Task objective >>
Restate the data word for word and leave the images out.

Figure collection entries:
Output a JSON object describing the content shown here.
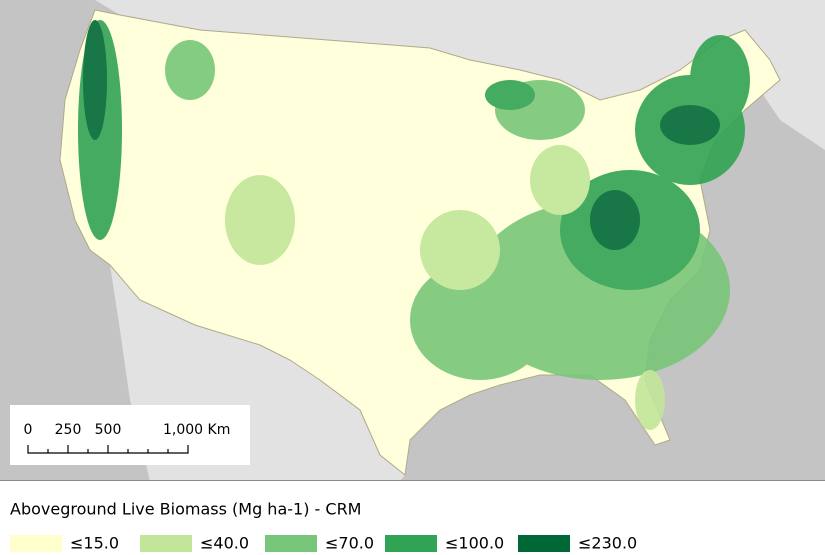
{
  "scale_bar": {
    "labels": [
      "0",
      "250",
      "500",
      "1,000 Km"
    ]
  },
  "legend": {
    "title": "Aboveground Live Biomass (Mg ha-1) - CRM",
    "items": [
      {
        "label": "≤15.0",
        "color": "#ffffcc"
      },
      {
        "label": "≤40.0",
        "color": "#c2e699"
      },
      {
        "label": "≤70.0",
        "color": "#78c679"
      },
      {
        "label": "≤100.0",
        "color": "#31a354"
      },
      {
        "label": "≤230.0",
        "color": "#006837"
      }
    ]
  }
}
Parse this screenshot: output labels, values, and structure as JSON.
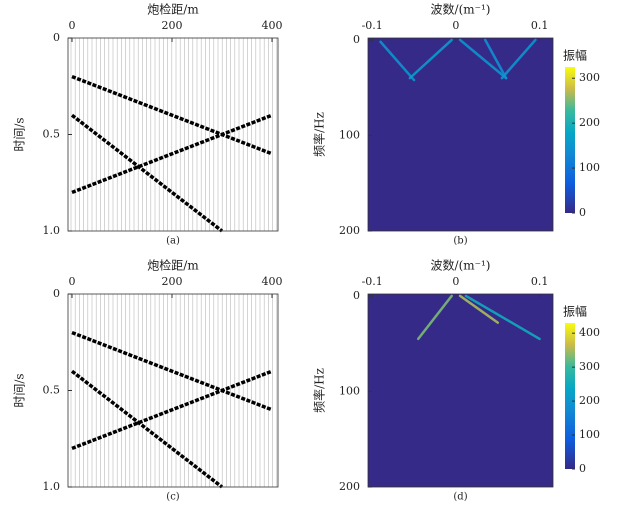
{
  "chart_data": [
    {
      "type": "wiggle",
      "xlabel": "炮检距/m",
      "ylabel": "时间/s",
      "caption": "(a)",
      "xlim": [
        -8,
        412
      ],
      "ylim": [
        0,
        1
      ],
      "xticks": [
        0,
        200,
        400
      ],
      "yticks": [
        0,
        0.5,
        {
          "value": 1,
          "label": "1.0"
        }
      ],
      "series": [
        {
          "x": [
            0,
            400
          ],
          "y": [
            0.2,
            0.6
          ]
        },
        {
          "x": [
            0,
            300
          ],
          "y": [
            0.4,
            1.0
          ]
        },
        {
          "x": [
            0,
            400
          ],
          "y": [
            0.8,
            0.4
          ]
        }
      ],
      "color": "#000000"
    },
    {
      "type": "fk",
      "xlabel": "波数/(m⁻¹)",
      "ylabel": "频率/Hz",
      "caption": "(b)",
      "colorbar_label": "振幅",
      "xlim": [
        -0.105,
        0.116
      ],
      "ylim": [
        -2,
        200
      ],
      "xticks": [
        -0.1,
        0,
        0.1
      ],
      "yticks": [
        0,
        100,
        200
      ],
      "clim": [
        0,
        325
      ],
      "cticks": [
        0,
        100,
        200,
        300
      ],
      "series": [
        {
          "x": [
            -0.09,
            -0.05
          ],
          "y": [
            2,
            42
          ],
          "amplitude": 150
        },
        {
          "x": [
            -0.005,
            -0.055
          ],
          "y": [
            0,
            40
          ],
          "amplitude": 160
        },
        {
          "x": [
            0.005,
            0.06
          ],
          "y": [
            0,
            40
          ],
          "amplitude": 150
        },
        {
          "x": [
            0.035,
            0.06
          ],
          "y": [
            0,
            40
          ],
          "amplitude": 140
        },
        {
          "x": [
            0.095,
            0.055
          ],
          "y": [
            0,
            40
          ],
          "amplitude": 150
        }
      ]
    },
    {
      "type": "wiggle",
      "xlabel": "炮检距/m",
      "ylabel": "时间/s",
      "caption": "(c)",
      "xlim": [
        -8,
        412
      ],
      "ylim": [
        0,
        1
      ],
      "xticks": [
        0,
        200,
        400
      ],
      "yticks": [
        0,
        0.5,
        {
          "value": 1,
          "label": "1.0"
        }
      ],
      "series": [
        {
          "x": [
            0,
            400
          ],
          "y": [
            0.2,
            0.6
          ]
        },
        {
          "x": [
            0,
            300
          ],
          "y": [
            0.4,
            1.0
          ]
        },
        {
          "x": [
            0,
            400
          ],
          "y": [
            0.8,
            0.4
          ]
        }
      ],
      "color": "#000000"
    },
    {
      "type": "fk",
      "xlabel": "波数/(m⁻¹)",
      "ylabel": "频率/Hz",
      "caption": "(d)",
      "colorbar_label": "振幅",
      "xlim": [
        -0.105,
        0.116
      ],
      "ylim": [
        -2,
        200
      ],
      "xticks": [
        -0.1,
        0,
        0.1
      ],
      "yticks": [
        0,
        100,
        200
      ],
      "clim": [
        0,
        430
      ],
      "cticks": [
        0,
        100,
        200,
        300,
        400
      ],
      "series": [
        {
          "x": [
            -0.005,
            -0.045
          ],
          "y": [
            0,
            45
          ],
          "amplitude": 330
        },
        {
          "x": [
            0.005,
            0.05
          ],
          "y": [
            0,
            28
          ],
          "amplitude": 350
        },
        {
          "x": [
            0.012,
            0.1
          ],
          "y": [
            0,
            45
          ],
          "amplitude": 250
        }
      ]
    }
  ]
}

Answer to the exercise >>
Output a JSON object describing the content shown here.
{
  "scale_bar": {
    "labels": [
      "0",
      "250",
      "500",
      "1,000 Km"
    ]
  },
  "legend": {
    "title": "Aboveground Live Biomass (Mg ha-1) - CRM",
    "items": [
      {
        "label": "≤15.0",
        "color": "#ffffcc"
      },
      {
        "label": "≤40.0",
        "color": "#c2e699"
      },
      {
        "label": "≤70.0",
        "color": "#78c679"
      },
      {
        "label": "≤100.0",
        "color": "#31a354"
      },
      {
        "label": "≤230.0",
        "color": "#006837"
      }
    ]
  }
}
Parse this screenshot: output labels, values, and structure as JSON.
{
  "chart_data": [
    {
      "type": "wiggle",
      "xlabel": "炮检距/m",
      "ylabel": "时间/s",
      "caption": "(a)",
      "xlim": [
        -8,
        412
      ],
      "ylim": [
        0,
        1
      ],
      "xticks": [
        0,
        200,
        400
      ],
      "yticks": [
        0,
        0.5,
        {
          "value": 1,
          "label": "1.0"
        }
      ],
      "series": [
        {
          "x": [
            0,
            400
          ],
          "y": [
            0.2,
            0.6
          ]
        },
        {
          "x": [
            0,
            300
          ],
          "y": [
            0.4,
            1.0
          ]
        },
        {
          "x": [
            0,
            400
          ],
          "y": [
            0.8,
            0.4
          ]
        }
      ],
      "color": "#000000"
    },
    {
      "type": "fk",
      "xlabel": "波数/(m⁻¹)",
      "ylabel": "频率/Hz",
      "caption": "(b)",
      "colorbar_label": "振幅",
      "xlim": [
        -0.105,
        0.116
      ],
      "ylim": [
        -2,
        200
      ],
      "xticks": [
        -0.1,
        0,
        0.1
      ],
      "yticks": [
        0,
        100,
        200
      ],
      "clim": [
        0,
        325
      ],
      "cticks": [
        0,
        100,
        200,
        300
      ],
      "series": [
        {
          "x": [
            -0.09,
            -0.05
          ],
          "y": [
            2,
            42
          ],
          "amplitude": 150
        },
        {
          "x": [
            -0.005,
            -0.055
          ],
          "y": [
            0,
            40
          ],
          "amplitude": 160
        },
        {
          "x": [
            0.005,
            0.06
          ],
          "y": [
            0,
            40
          ],
          "amplitude": 150
        },
        {
          "x": [
            0.035,
            0.06
          ],
          "y": [
            0,
            40
          ],
          "amplitude": 140
        },
        {
          "x": [
            0.095,
            0.055
          ],
          "y": [
            0,
            40
          ],
          "amplitude": 150
        }
      ]
    },
    {
      "type": "wiggle",
      "xlabel": "炮检距/m",
      "ylabel": "时间/s",
      "caption": "(c)",
      "xlim": [
        -8,
        412
      ],
      "ylim": [
        0,
        1
      ],
      "xticks": [
        0,
        200,
        400
      ],
      "yticks": [
        0,
        0.5,
        {
          "value": 1,
          "label": "1.0"
        }
      ],
      "series": [
        {
          "x": [
            0,
            400
          ],
          "y": [
            0.2,
            0.6
          ]
        },
        {
          "x": [
            0,
            300
          ],
          "y": [
            0.4,
            1.0
          ]
        },
        {
          "x": [
            0,
            400
          ],
          "y": [
            0.8,
            0.4
          ]
        }
      ],
      "color": "#000000"
    },
    {
      "type": "fk",
      "xlabel": "波数/(m⁻¹)",
      "ylabel": "频率/Hz",
      "caption": "(d)",
      "colorbar_label": "振幅",
      "xlim": [
        -0.105,
        0.116
      ],
      "ylim": [
        -2,
        200
      ],
      "xticks": [
        -0.1,
        0,
        0.1
      ],
      "yticks": [
        0,
        100,
        200
      ],
      "clim": [
        0,
        430
      ],
      "cticks": [
        0,
        100,
        200,
        300,
        400
      ],
      "series": [
        {
          "x": [
            -0.005,
            -0.045
          ],
          "y": [
            0,
            45
          ],
          "amplitude": 330
        },
        {
          "x": [
            0.005,
            0.05
          ],
          "y": [
            0,
            28
          ],
          "amplitude": 350
        },
        {
          "x": [
            0.012,
            0.1
          ],
          "y": [
            0,
            45
          ],
          "amplitude": 250
        }
      ]
    }
  ]
}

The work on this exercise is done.